MATERIAL TO PROCESS
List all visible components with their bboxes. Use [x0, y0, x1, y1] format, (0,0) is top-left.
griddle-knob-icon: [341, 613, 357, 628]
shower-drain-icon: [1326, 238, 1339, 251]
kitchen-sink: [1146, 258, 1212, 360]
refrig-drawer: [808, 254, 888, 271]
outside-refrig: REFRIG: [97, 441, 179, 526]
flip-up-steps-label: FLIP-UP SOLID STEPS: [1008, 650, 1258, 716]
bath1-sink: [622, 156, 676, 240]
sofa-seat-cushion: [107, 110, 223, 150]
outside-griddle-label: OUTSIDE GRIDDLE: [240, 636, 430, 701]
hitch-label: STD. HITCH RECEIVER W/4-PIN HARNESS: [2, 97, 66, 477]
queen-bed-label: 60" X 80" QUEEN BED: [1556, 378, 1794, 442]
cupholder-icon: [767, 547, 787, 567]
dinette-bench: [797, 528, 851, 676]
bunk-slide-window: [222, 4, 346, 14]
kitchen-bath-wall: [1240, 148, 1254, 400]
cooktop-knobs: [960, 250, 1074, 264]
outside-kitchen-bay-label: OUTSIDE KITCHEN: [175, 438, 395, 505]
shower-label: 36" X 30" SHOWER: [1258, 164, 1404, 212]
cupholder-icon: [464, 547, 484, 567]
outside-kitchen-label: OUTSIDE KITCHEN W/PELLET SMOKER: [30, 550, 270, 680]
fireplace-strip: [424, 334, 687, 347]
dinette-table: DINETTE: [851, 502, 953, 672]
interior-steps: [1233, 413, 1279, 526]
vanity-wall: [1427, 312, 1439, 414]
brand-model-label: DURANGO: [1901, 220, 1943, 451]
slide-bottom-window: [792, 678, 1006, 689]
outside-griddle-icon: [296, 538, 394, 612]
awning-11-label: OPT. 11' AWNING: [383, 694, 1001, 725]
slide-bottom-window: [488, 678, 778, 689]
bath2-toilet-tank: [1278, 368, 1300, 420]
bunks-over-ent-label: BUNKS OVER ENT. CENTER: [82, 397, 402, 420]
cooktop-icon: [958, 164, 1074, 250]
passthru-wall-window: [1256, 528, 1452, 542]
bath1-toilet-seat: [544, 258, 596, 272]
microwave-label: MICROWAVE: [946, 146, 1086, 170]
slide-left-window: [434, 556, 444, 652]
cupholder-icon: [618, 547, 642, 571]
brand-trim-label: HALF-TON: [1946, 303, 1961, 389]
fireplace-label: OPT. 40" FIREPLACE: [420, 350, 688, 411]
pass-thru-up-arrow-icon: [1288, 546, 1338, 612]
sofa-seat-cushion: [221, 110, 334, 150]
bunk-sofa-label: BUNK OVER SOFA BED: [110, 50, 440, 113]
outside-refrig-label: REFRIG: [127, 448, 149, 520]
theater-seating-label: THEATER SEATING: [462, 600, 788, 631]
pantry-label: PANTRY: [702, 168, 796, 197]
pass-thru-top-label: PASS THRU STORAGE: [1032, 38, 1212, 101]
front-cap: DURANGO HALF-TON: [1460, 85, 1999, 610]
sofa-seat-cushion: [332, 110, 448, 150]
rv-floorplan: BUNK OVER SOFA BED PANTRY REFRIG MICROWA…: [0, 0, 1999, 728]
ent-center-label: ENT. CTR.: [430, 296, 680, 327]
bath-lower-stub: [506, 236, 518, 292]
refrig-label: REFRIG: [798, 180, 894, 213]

REQUIREMENTS
Please copy the records exactly, starting at their first line and stopping after the line that contains "cooktop-icon: [958, 164, 1074, 250]".

ANSWER TO THIS EXERCISE
List all visible components with their bboxes. Use [x0, y0, x1, y1] format, (0,0) is top-left.
griddle-knob-icon: [341, 613, 357, 628]
shower-drain-icon: [1326, 238, 1339, 251]
kitchen-sink: [1146, 258, 1212, 360]
refrig-drawer: [808, 254, 888, 271]
outside-refrig: REFRIG: [97, 441, 179, 526]
flip-up-steps-label: FLIP-UP SOLID STEPS: [1008, 650, 1258, 716]
bath1-sink: [622, 156, 676, 240]
sofa-seat-cushion: [107, 110, 223, 150]
outside-griddle-label: OUTSIDE GRIDDLE: [240, 636, 430, 701]
hitch-label: STD. HITCH RECEIVER W/4-PIN HARNESS: [2, 97, 66, 477]
queen-bed-label: 60" X 80" QUEEN BED: [1556, 378, 1794, 442]
cupholder-icon: [767, 547, 787, 567]
dinette-bench: [797, 528, 851, 676]
bunk-slide-window: [222, 4, 346, 14]
kitchen-bath-wall: [1240, 148, 1254, 400]
cooktop-knobs: [960, 250, 1074, 264]
outside-kitchen-bay-label: OUTSIDE KITCHEN: [175, 438, 395, 505]
shower-label: 36" X 30" SHOWER: [1258, 164, 1404, 212]
cupholder-icon: [464, 547, 484, 567]
outside-kitchen-label: OUTSIDE KITCHEN W/PELLET SMOKER: [30, 550, 270, 680]
fireplace-strip: [424, 334, 687, 347]
dinette-table: DINETTE: [851, 502, 953, 672]
interior-steps: [1233, 413, 1279, 526]
vanity-wall: [1427, 312, 1439, 414]
brand-model-label: DURANGO: [1901, 220, 1943, 451]
slide-bottom-window: [792, 678, 1006, 689]
outside-griddle-icon: [296, 538, 394, 612]
awning-11-label: OPT. 11' AWNING: [383, 694, 1001, 725]
slide-bottom-window: [488, 678, 778, 689]
bath2-toilet-tank: [1278, 368, 1300, 420]
bunks-over-ent-label: BUNKS OVER ENT. CENTER: [82, 397, 402, 420]
cooktop-icon: [958, 164, 1074, 250]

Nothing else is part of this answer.